Exercise aim: Reproduce all entries verbatim, with nothing added or dropped.

Stored data:
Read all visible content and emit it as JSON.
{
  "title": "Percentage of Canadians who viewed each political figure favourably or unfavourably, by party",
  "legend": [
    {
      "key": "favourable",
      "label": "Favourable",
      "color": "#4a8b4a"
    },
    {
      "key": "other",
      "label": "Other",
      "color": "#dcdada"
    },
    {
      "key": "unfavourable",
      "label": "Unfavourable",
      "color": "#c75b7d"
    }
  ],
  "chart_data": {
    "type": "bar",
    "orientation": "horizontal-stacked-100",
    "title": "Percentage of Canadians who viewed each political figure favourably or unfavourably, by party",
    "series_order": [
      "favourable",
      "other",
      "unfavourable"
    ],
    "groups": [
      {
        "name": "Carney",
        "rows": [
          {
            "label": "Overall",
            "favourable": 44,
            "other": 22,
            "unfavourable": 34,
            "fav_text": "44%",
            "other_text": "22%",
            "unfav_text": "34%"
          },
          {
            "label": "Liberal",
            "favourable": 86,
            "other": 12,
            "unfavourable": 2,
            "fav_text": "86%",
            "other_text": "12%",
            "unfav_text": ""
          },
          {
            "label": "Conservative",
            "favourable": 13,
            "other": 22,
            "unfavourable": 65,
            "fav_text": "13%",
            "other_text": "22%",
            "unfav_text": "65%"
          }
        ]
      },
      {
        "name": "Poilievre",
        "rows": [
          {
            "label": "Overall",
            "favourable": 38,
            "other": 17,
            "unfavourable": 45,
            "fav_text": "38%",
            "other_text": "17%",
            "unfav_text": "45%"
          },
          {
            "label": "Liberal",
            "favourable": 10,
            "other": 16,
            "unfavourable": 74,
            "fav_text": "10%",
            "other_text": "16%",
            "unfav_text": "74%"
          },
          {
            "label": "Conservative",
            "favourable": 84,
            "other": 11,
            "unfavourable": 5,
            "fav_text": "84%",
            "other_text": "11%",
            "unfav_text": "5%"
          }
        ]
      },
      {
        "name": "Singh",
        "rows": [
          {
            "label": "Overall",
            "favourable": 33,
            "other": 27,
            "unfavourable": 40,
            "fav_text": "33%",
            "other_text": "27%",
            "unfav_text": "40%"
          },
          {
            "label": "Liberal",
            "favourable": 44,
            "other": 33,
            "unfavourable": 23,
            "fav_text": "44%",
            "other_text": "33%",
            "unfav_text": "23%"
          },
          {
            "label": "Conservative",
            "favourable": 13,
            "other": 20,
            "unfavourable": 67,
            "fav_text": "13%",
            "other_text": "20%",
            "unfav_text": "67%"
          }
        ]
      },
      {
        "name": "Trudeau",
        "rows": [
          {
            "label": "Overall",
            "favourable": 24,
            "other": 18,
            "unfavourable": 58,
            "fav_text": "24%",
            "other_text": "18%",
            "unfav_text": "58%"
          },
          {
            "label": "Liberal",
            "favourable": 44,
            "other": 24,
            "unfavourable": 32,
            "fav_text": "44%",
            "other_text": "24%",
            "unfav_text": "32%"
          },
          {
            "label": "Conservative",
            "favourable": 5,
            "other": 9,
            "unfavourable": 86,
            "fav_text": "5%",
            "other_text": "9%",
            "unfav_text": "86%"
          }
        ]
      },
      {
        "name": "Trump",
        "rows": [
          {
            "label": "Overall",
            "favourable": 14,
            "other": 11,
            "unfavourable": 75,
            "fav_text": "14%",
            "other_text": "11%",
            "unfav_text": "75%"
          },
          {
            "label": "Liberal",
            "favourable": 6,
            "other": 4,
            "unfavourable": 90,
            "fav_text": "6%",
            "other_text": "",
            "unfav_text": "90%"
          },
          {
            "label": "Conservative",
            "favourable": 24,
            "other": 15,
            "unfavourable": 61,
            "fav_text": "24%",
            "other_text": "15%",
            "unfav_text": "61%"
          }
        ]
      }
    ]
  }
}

Response:
Read all visible content and emit it as JSON.
{
  "title": "Percentage of Canadians who viewed each political figure favourably or unfavourably, by party",
  "legend": [
    {
      "key": "favourable",
      "label": "Favourable",
      "color": "#4a8b4a"
    },
    {
      "key": "other",
      "label": "Other",
      "color": "#dcdada"
    },
    {
      "key": "unfavourable",
      "label": "Unfavourable",
      "color": "#c75b7d"
    }
  ],
  "chart_data": {
    "type": "bar",
    "orientation": "horizontal-stacked-100",
    "title": "Percentage of Canadians who viewed each political figure favourably or unfavourably, by party",
    "series_order": [
      "favourable",
      "other",
      "unfavourable"
    ],
    "groups": [
      {
        "name": "Carney",
        "rows": [
          {
            "label": "Overall",
            "favourable": 44,
            "other": 22,
            "unfavourable": 34,
            "fav_text": "44%",
            "other_text": "22%",
            "unfav_text": "34%"
          },
          {
            "label": "Liberal",
            "favourable": 86,
            "other": 12,
            "unfavourable": 2,
            "fav_text": "86%",
            "other_text": "12%",
            "unfav_text": ""
          },
          {
            "label": "Conservative",
            "favourable": 13,
            "other": 22,
            "unfavourable": 65,
            "fav_text": "13%",
            "other_text": "22%",
            "unfav_text": "65%"
          }
        ]
      },
      {
        "name": "Poilievre",
        "rows": [
          {
            "label": "Overall",
            "favourable": 38,
            "other": 17,
            "unfavourable": 45,
            "fav_text": "38%",
            "other_text": "17%",
            "unfav_text": "45%"
          },
          {
            "label": "Liberal",
            "favourable": 10,
            "other": 16,
            "unfavourable": 74,
            "fav_text": "10%",
            "other_text": "16%",
            "unfav_text": "74%"
          },
          {
            "label": "Conservative",
            "favourable": 84,
            "other": 11,
            "unfavourable": 5,
            "fav_text": "84%",
            "other_text": "11%",
            "unfav_text": "5%"
          }
        ]
      },
      {
        "name": "Singh",
        "rows": [
          {
            "label": "Overall",
            "favourable": 33,
            "other": 27,
            "unfavourable": 40,
            "fav_text": "33%",
            "other_text": "27%",
            "unfav_text": "40%"
          },
          {
            "label": "Liberal",
            "favourable": 44,
            "other": 33,
            "unfavourable": 23,
            "fav_text": "44%",
            "other_text": "33%",
            "unfav_text": "23%"
          },
          {
            "label": "Conservative",
            "favourable": 13,
            "other": 20,
            "unfavourable": 67,
            "fav_text": "13%",
            "other_text": "20%",
            "unfav_text": "67%"
          }
        ]
      },
      {
        "name": "Trudeau",
        "rows": [
          {
            "label": "Overall",
            "favourable": 24,
            "other": 18,
            "unfavourable": 58,
            "fav_text": "24%",
            "other_text": "18%",
            "unfav_text": "58%"
          },
          {
            "label": "Liberal",
            "favourable": 44,
            "other": 24,
            "unfavourable": 32,
            "fav_text": "44%",
            "other_text": "24%",
            "unfav_text": "32%"
          },
          {
            "label": "Conservative",
            "favourable": 5,
            "other": 9,
            "unfavourable": 86,
            "fav_text": "5%",
            "other_text": "9%",
            "unfav_text": "86%"
          }
        ]
      },
      {
        "name": "Trump",
        "rows": [
          {
            "label": "Overall",
            "favourable": 14,
            "other": 11,
            "unfavourable": 75,
            "fav_text": "14%",
            "other_text": "11%",
            "unfav_text": "75%"
          },
          {
            "label": "Liberal",
            "favourable": 6,
            "other": 4,
            "unfavourable": 90,
            "fav_text": "6%",
            "other_text": "",
            "unfav_text": "90%"
          },
          {
            "label": "Conservative",
            "favourable": 24,
            "other": 15,
            "unfavourable": 61,
            "fav_text": "24%",
            "other_text": "15%",
            "unfav_text": "61%"
          }
        ]
      }
    ]
  }
}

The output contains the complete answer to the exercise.